-- BEGIN --
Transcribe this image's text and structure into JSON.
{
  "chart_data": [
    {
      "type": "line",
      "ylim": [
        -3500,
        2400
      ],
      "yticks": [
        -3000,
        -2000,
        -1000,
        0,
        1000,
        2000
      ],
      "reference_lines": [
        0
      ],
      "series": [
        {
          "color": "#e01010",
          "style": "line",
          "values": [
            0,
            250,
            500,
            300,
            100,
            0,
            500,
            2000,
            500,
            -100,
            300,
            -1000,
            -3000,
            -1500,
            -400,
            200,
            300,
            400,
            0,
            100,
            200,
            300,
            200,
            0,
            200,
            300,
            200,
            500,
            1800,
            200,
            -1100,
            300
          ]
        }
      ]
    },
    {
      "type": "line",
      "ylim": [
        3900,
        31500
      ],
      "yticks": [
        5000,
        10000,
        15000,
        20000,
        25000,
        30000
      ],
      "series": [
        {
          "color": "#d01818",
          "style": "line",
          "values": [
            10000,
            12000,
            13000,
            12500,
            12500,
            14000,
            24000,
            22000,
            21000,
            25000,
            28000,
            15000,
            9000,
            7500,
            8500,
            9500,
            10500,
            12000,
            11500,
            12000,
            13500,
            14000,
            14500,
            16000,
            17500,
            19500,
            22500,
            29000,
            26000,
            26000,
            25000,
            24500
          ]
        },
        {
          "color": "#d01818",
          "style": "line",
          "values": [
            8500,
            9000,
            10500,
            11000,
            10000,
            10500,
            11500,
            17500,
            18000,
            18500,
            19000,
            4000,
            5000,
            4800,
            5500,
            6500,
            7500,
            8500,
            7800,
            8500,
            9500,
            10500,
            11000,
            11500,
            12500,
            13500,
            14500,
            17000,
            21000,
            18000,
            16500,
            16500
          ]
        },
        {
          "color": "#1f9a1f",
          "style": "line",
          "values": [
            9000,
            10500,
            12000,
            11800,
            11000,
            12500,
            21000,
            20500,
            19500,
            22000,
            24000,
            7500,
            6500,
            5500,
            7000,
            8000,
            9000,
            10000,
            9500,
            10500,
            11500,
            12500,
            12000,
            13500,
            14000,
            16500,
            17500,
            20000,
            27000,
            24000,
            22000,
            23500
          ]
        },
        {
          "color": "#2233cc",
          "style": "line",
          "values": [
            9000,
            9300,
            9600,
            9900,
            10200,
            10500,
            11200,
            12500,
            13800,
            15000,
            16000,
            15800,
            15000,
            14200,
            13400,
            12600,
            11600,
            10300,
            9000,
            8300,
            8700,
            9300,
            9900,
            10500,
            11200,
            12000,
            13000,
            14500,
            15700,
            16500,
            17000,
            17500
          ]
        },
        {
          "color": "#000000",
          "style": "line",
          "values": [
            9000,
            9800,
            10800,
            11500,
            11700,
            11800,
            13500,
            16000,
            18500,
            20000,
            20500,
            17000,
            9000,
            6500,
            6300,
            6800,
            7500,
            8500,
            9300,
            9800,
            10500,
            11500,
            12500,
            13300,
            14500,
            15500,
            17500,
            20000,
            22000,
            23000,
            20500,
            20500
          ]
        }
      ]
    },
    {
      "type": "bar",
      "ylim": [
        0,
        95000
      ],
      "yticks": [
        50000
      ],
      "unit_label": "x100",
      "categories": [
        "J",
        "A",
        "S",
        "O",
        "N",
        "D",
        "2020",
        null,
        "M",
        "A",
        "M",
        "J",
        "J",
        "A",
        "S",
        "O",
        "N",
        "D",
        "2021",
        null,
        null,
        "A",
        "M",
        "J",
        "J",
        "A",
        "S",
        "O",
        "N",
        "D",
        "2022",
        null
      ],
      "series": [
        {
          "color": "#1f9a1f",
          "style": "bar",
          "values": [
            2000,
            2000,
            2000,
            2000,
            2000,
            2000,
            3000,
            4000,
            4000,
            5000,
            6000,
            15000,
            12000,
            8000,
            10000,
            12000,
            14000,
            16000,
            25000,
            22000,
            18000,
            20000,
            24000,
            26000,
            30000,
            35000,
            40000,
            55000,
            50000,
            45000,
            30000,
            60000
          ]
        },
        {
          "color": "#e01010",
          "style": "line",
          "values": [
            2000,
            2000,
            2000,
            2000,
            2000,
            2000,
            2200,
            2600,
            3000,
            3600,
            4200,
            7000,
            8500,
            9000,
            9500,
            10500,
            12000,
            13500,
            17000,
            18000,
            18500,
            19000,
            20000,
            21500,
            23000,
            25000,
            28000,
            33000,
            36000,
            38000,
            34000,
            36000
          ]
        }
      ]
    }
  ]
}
-- END --
-- BEGIN --
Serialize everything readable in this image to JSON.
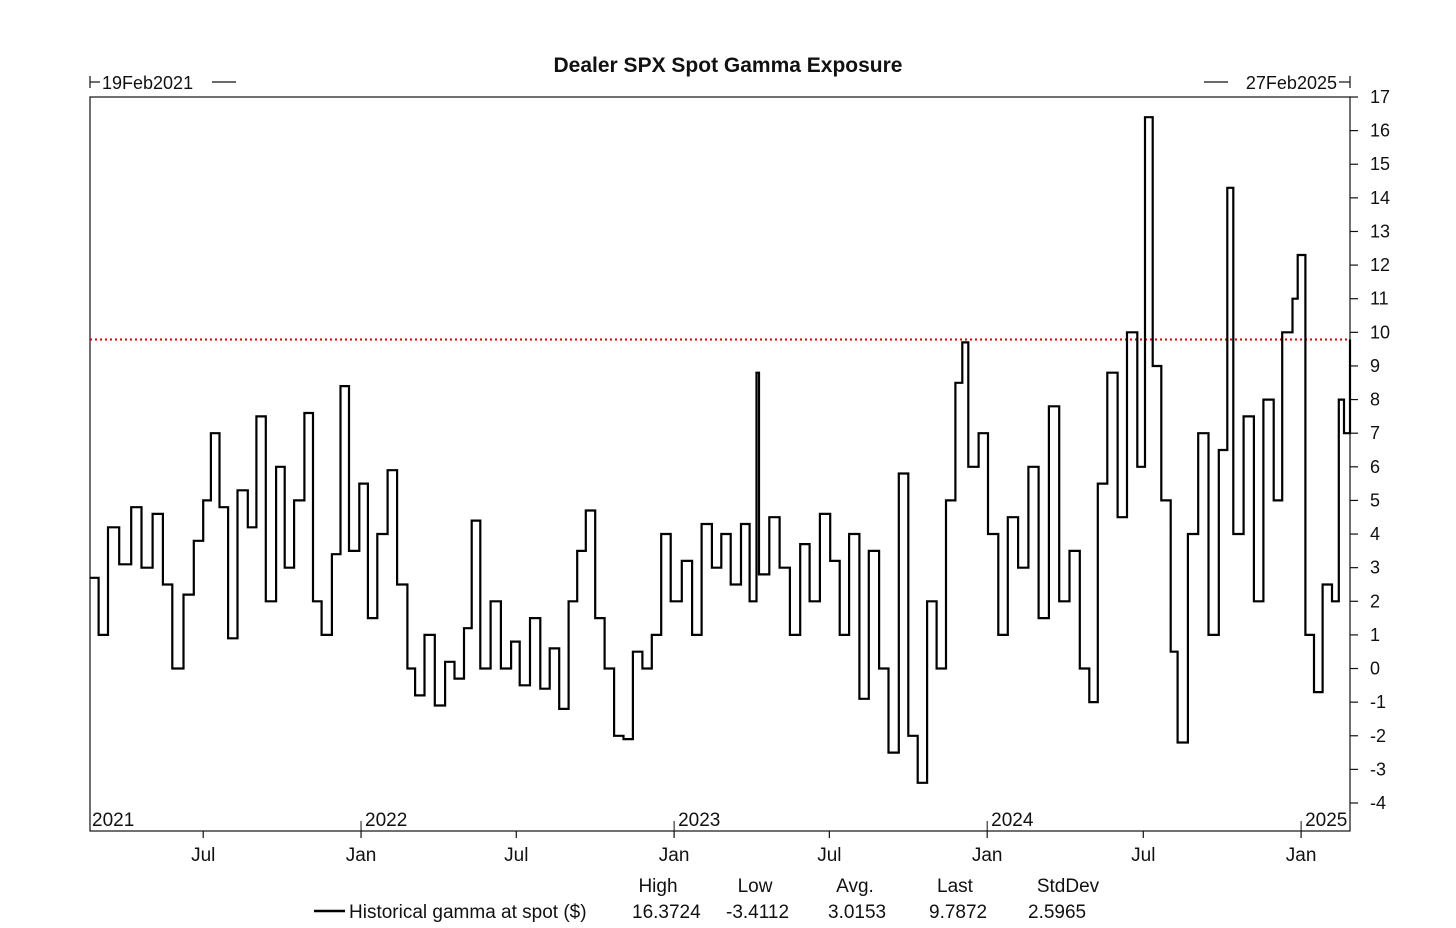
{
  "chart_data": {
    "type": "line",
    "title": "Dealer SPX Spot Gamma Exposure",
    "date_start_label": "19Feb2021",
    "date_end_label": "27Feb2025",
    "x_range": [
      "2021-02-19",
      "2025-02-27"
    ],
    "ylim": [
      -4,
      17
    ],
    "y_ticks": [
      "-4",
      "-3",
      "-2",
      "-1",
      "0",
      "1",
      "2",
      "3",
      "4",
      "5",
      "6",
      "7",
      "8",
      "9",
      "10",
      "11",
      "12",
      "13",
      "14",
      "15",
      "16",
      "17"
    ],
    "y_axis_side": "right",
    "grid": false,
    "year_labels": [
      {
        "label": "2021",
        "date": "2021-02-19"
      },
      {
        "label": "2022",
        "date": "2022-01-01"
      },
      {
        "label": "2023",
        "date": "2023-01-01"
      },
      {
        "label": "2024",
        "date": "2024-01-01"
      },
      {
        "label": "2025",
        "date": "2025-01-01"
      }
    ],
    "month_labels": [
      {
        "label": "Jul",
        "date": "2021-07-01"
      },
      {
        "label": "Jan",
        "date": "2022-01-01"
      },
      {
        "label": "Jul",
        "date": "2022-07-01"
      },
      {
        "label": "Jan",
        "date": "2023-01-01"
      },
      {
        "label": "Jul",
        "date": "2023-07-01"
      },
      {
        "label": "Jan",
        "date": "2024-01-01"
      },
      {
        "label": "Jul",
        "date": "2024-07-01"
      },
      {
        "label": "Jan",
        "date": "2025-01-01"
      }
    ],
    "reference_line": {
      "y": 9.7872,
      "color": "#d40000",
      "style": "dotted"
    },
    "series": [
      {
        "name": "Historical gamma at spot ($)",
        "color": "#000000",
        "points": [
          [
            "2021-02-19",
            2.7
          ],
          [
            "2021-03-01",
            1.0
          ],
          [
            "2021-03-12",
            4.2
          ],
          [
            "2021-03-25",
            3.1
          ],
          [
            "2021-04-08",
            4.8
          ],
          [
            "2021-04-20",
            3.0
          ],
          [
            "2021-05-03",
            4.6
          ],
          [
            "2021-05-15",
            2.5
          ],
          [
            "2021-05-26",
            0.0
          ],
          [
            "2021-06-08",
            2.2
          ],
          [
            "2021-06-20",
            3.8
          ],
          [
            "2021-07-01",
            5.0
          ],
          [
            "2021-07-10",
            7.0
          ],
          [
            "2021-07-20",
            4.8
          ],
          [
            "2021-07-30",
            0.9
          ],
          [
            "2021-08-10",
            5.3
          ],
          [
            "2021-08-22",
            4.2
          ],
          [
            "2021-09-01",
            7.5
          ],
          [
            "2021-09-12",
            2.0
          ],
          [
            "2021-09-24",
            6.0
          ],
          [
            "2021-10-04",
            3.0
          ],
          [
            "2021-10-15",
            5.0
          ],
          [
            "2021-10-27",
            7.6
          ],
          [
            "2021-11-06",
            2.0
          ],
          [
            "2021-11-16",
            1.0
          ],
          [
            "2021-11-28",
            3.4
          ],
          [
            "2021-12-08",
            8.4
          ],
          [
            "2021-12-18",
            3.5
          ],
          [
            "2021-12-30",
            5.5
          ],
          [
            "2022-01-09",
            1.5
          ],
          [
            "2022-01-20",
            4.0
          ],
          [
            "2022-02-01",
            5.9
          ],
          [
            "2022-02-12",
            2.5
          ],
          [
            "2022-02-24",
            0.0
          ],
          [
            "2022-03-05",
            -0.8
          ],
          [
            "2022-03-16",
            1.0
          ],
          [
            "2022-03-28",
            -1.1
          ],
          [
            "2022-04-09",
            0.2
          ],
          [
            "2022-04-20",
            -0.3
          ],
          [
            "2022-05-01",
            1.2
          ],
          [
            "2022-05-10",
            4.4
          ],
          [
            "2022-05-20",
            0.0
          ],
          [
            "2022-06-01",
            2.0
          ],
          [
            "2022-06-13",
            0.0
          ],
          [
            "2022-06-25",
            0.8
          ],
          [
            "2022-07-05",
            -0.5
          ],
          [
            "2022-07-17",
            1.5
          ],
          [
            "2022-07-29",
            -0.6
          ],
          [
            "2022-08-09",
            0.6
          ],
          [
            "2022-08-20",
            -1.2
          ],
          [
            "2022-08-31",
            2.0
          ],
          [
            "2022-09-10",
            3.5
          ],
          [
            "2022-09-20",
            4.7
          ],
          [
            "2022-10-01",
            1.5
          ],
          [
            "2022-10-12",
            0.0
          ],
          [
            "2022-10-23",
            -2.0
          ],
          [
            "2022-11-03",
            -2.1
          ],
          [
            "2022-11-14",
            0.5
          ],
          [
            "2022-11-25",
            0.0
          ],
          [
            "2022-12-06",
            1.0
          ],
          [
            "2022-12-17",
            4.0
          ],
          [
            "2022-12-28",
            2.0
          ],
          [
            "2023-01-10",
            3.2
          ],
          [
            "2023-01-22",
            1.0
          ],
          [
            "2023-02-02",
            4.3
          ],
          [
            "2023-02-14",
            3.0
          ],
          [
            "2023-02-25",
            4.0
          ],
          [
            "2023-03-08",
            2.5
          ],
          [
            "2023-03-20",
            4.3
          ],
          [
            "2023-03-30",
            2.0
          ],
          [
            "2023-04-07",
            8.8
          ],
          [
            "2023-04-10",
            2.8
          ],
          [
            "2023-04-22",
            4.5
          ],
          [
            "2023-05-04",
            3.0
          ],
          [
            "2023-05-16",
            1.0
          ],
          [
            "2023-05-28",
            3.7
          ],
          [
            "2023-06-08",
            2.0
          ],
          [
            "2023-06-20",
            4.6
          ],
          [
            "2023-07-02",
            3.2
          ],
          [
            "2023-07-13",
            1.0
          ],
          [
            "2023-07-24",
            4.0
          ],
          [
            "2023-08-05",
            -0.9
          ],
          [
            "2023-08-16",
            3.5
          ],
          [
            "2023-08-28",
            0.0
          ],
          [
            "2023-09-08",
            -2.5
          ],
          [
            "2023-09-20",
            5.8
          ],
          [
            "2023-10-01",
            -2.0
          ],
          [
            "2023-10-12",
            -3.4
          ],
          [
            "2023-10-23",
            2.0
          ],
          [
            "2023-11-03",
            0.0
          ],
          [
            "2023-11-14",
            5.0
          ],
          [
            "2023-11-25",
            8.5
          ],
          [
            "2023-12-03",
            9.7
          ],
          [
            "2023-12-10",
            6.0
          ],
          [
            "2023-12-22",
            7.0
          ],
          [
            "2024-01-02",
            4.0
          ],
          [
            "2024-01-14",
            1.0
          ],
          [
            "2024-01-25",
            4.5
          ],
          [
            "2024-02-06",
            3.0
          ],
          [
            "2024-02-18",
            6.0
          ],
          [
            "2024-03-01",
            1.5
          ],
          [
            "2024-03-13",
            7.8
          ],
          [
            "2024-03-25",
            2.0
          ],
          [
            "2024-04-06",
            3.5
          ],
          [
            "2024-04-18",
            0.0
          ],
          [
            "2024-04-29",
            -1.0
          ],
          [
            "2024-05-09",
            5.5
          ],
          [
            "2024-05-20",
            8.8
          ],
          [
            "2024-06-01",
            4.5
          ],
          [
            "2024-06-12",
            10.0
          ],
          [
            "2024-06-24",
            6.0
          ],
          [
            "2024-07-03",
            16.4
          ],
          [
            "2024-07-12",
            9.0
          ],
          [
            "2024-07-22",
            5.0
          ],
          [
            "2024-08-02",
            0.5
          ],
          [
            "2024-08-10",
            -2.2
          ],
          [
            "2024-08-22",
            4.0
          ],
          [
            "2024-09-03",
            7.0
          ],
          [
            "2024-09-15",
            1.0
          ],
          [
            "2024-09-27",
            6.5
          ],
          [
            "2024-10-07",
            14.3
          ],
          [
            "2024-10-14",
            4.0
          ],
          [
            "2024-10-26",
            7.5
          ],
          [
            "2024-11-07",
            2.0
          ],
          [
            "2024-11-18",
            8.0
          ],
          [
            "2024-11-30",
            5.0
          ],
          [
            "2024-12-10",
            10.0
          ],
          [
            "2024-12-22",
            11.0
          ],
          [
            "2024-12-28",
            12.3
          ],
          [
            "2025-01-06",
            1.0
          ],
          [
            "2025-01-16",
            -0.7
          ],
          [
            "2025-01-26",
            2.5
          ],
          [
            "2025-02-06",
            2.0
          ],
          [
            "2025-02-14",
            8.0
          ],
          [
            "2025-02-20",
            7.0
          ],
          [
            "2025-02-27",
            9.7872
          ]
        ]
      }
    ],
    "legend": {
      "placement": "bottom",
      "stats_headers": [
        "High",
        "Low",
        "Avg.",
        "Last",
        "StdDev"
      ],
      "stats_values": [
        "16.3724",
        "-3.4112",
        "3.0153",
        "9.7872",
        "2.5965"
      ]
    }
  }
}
-- END --
-- BEGIN --
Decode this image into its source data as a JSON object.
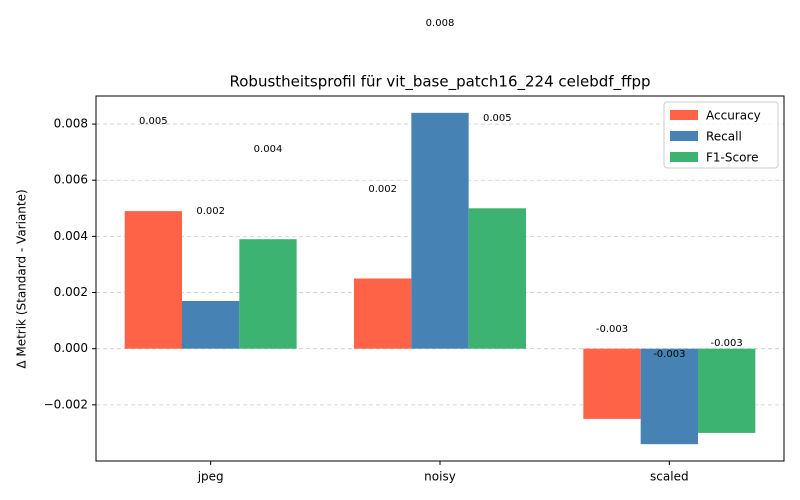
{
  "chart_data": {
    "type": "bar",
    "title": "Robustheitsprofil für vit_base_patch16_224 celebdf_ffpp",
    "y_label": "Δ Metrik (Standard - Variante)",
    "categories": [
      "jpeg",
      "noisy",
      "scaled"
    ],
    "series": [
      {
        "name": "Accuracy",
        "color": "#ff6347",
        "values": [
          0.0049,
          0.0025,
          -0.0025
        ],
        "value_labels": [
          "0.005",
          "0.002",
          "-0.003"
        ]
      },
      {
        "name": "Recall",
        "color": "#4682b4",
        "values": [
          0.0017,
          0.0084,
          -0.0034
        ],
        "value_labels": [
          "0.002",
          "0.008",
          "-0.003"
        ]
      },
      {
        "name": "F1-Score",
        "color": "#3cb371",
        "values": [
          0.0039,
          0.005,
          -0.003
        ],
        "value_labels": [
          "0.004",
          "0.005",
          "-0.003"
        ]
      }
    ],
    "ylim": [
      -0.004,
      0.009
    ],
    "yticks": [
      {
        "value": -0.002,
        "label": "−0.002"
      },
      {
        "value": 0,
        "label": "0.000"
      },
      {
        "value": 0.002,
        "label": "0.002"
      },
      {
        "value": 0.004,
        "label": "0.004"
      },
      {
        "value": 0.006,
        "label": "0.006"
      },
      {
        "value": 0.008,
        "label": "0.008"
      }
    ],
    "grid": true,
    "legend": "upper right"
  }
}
-- END --
**WORK INSTRUCTIONS**
List every line above that holds the word "into".

**COMPLETE ANSWER**
Transcribe this image's text and structure into JSON.
Decode this image into its source data as a JSON object.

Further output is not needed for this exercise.